### [PROBLEM TO SOLVE]
Search the listing below for the string "непълнота" and show each line that contains it.

#### MATERIAL FOR THIS TASK

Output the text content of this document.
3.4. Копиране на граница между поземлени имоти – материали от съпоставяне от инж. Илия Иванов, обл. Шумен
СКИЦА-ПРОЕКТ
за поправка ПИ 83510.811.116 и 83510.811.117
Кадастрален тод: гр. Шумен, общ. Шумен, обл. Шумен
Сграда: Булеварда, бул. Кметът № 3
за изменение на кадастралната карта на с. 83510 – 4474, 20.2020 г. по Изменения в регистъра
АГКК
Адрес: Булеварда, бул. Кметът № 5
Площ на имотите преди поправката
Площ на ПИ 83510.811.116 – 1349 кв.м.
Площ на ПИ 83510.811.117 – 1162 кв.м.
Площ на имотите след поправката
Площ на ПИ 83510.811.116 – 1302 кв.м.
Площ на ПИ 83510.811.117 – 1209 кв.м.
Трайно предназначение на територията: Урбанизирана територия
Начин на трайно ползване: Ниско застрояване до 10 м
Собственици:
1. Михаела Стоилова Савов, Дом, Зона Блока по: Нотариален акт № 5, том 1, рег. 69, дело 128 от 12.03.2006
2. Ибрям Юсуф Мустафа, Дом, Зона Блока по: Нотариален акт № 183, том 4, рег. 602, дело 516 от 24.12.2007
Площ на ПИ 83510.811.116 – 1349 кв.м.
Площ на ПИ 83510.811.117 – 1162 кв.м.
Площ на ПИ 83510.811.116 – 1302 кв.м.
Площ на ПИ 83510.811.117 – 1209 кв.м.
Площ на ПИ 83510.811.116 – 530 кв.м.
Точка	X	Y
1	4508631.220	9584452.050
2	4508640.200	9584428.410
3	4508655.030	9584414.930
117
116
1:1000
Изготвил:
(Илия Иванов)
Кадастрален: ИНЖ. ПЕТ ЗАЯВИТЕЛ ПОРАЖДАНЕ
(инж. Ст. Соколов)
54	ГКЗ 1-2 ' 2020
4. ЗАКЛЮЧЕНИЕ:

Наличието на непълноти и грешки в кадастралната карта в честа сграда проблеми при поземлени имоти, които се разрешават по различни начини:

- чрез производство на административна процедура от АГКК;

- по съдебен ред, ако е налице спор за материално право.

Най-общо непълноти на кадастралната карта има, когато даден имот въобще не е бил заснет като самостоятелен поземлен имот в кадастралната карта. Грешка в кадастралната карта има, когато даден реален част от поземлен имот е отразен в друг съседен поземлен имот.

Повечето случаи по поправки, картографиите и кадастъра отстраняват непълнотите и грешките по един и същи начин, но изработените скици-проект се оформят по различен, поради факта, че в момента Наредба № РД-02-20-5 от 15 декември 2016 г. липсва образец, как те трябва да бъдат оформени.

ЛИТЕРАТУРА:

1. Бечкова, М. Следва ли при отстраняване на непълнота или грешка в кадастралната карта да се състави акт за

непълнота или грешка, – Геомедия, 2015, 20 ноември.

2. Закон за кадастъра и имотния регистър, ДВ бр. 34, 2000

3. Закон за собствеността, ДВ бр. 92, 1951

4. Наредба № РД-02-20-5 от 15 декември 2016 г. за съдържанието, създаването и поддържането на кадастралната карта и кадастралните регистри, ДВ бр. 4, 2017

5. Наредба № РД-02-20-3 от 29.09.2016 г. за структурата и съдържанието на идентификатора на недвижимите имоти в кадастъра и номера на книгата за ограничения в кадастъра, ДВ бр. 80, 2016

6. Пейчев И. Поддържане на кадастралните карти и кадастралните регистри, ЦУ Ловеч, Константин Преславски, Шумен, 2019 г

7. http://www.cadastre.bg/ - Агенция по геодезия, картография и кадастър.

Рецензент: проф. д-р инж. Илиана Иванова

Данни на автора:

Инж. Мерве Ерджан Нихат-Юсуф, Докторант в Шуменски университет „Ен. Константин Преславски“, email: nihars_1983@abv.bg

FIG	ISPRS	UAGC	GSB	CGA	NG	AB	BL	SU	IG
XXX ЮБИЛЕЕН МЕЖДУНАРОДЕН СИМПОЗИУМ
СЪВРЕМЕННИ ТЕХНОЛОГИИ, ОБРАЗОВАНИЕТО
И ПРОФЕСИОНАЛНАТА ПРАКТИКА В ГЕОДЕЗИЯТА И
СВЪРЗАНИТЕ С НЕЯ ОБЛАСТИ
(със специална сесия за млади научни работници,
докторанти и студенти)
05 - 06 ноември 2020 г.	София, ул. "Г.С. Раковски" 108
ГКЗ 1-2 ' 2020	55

########

### [ANSWER]
1. Бечкова, М. Следва ли при отстраняване на непълнота или грешка в кадастралната карта да се състави акт за
непълнота или грешка, – Геомедия, 2015, 20 ноември.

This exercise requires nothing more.